(Dataset excerpt)
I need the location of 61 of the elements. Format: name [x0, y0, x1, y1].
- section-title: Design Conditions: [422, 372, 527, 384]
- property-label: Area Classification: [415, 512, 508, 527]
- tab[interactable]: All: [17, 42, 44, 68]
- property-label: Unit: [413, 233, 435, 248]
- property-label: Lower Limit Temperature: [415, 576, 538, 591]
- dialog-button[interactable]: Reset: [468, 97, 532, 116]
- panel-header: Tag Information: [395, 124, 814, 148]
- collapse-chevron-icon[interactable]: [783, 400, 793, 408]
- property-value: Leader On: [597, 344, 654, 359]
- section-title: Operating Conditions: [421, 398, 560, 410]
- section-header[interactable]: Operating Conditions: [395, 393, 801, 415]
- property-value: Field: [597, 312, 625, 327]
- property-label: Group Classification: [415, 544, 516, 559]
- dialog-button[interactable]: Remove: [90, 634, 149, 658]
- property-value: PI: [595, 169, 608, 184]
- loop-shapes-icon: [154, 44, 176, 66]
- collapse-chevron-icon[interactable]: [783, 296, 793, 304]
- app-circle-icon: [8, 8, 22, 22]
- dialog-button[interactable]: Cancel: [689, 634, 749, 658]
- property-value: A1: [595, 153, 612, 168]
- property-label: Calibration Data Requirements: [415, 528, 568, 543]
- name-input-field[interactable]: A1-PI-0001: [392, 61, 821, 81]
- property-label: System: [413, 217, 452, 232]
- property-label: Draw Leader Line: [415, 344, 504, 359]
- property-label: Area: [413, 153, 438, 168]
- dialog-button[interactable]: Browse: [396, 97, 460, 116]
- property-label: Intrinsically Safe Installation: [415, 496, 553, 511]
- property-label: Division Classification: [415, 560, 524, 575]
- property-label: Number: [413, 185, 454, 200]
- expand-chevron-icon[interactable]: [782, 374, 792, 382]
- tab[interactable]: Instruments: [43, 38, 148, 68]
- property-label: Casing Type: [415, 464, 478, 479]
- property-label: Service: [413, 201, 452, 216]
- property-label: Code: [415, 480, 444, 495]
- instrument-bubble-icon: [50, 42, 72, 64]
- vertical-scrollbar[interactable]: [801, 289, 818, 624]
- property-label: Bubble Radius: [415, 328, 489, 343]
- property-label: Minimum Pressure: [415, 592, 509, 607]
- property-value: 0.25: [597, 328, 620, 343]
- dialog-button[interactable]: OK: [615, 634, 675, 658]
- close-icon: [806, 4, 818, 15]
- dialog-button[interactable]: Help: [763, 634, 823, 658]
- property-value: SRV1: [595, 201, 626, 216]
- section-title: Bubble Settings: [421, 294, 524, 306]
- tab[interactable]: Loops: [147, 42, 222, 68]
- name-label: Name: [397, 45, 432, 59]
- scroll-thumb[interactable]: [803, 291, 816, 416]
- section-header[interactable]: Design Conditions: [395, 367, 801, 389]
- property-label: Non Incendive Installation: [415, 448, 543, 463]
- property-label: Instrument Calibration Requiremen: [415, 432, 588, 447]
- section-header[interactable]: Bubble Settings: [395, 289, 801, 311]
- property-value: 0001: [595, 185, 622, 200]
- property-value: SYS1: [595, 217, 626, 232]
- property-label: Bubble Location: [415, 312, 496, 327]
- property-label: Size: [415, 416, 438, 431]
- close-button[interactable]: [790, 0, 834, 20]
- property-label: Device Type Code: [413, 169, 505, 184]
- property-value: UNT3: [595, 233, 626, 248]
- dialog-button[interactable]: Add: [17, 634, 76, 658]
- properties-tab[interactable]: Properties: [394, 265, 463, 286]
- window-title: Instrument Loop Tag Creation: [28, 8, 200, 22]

_DESCRIPTION OF THE TASK_. Format each line of the data above as a row in a Markdown table with two columns: "No.", holding the row number, and "Entry", holding the line. Omit any blank lines.

_SOLUTION FOR THIS EXERCISE_.
| No. | Entry |
|---|---|
| 1 | I need the location of 61 of the elements. Format: name [x0, y0, x1, y1]. |
| 2 | - section-title: Design Conditions: [422, 372, 527, 384] |
| 3 | - property-label: Area Classification: [415, 512, 508, 527] |
| 4 | - tab[interactable]: All: [17, 42, 44, 68] |
| 5 | - property-label: Unit: [413, 233, 435, 248] |
| 6 | - property-label: Lower Limit Temperature: [415, 576, 538, 591] |
| 7 | - dialog-button[interactable]: Reset: [468, 97, 532, 116] |
| 8 | - panel-header: Tag Information: [395, 124, 814, 148] |
| 9 | - collapse-chevron-icon[interactable]: [783, 400, 793, 408] |
| 10 | - property-value: Leader On: [597, 344, 654, 359] |
| 11 | - section-title: Operating Conditions: [421, 398, 560, 410] |
| 12 | - section-header[interactable]: Operating Conditions: [395, 393, 801, 415] |
| 13 | - property-value: Field: [597, 312, 625, 327] |
| 14 | - property-label: Group Classification: [415, 544, 516, 559] |
| 15 | - dialog-button[interactable]: Remove: [90, 634, 149, 658] |
| 16 | - property-value: PI: [595, 169, 608, 184] |
| 17 | - loop-shapes-icon: [154, 44, 176, 66] |
| 18 | - collapse-chevron-icon[interactable]: [783, 296, 793, 304] |
| 19 | - app-circle-icon: [8, 8, 22, 22] |
| 20 | - dialog-button[interactable]: Cancel: [689, 634, 749, 658] |
| 21 | - property-value: A1: [595, 153, 612, 168] |
| 22 | - property-label: Calibration Data Requirements: [415, 528, 568, 543] |
| 23 | - name-input-field[interactable]: A1-PI-0001: [392, 61, 821, 81] |
| 24 | - property-label: System: [413, 217, 452, 232] |
| 25 | - property-label: Draw Leader Line: [415, 344, 504, 359] |
| 26 | - property-label: Area: [413, 153, 438, 168] |
| 27 | - dialog-button[interactable]: Browse: [396, 97, 460, 116] |
| 28 | - property-label: Intrinsically Safe Installation: [415, 496, 553, 511] |
| 29 | - property-label: Division Classification: [415, 560, 524, 575] |
| 30 | - property-label: Number: [413, 185, 454, 200] |
| 31 | - expand-chevron-icon[interactable]: [782, 374, 792, 382] |
| 32 | - tab[interactable]: Instruments: [43, 38, 148, 68] |
| 33 | - property-label: Casing Type: [415, 464, 478, 479] |
| 34 | - property-label: Service: [413, 201, 452, 216] |
| 35 | - property-label: Code: [415, 480, 444, 495] |
| 36 | - instrument-bubble-icon: [50, 42, 72, 64] |
| 37 | - vertical-scrollbar[interactable]: [801, 289, 818, 624] |
| 38 | - property-label: Bubble Radius: [415, 328, 489, 343] |
| 39 | - property-label: Minimum Pressure: [415, 592, 509, 607] |
| 40 | - property-value: 0.25: [597, 328, 620, 343] |
| 41 | - dialog-button[interactable]: OK: [615, 634, 675, 658] |
| 42 | - close-icon: [806, 4, 818, 15] |
| 43 | - dialog-button[interactable]: Help: [763, 634, 823, 658] |
| 44 | - property-value: SRV1: [595, 201, 626, 216] |
| 45 | - section-title: Bubble Settings: [421, 294, 524, 306] |
| 46 | - tab[interactable]: Loops: [147, 42, 222, 68] |
| 47 | - name-label: Name: [397, 45, 432, 59] |
| 48 | - scroll-thumb[interactable]: [803, 291, 816, 416] |
| 49 | - section-header[interactable]: Design Conditions: [395, 367, 801, 389] |
| 50 | - property-label: Non Incendive Installation: [415, 448, 543, 463] |
| 51 | - property-label: Instrument Calibration Requiremen: [415, 432, 588, 447] |
| 52 | - section-header[interactable]: Bubble Settings: [395, 289, 801, 311] |
| 53 | - property-value: 0001: [595, 185, 622, 200] |
| 54 | - property-value: SYS1: [595, 217, 626, 232] |
| 55 | - property-label: Bubble Location: [415, 312, 496, 327] |
| 56 | - property-label: Size: [415, 416, 438, 431] |
| 57 | - close-button[interactable]: [790, 0, 834, 20] |
| 58 | - property-label: Device Type Code: [413, 169, 505, 184] |
| 59 | - property-value: UNT3: [595, 233, 626, 248] |
| 60 | - dialog-button[interactable]: Add: [17, 634, 76, 658] |
| 61 | - properties-tab[interactable]: Properties: [394, 265, 463, 286] |
| 62 | - window-title: Instrument Loop Tag Creation: [28, 8, 200, 22] |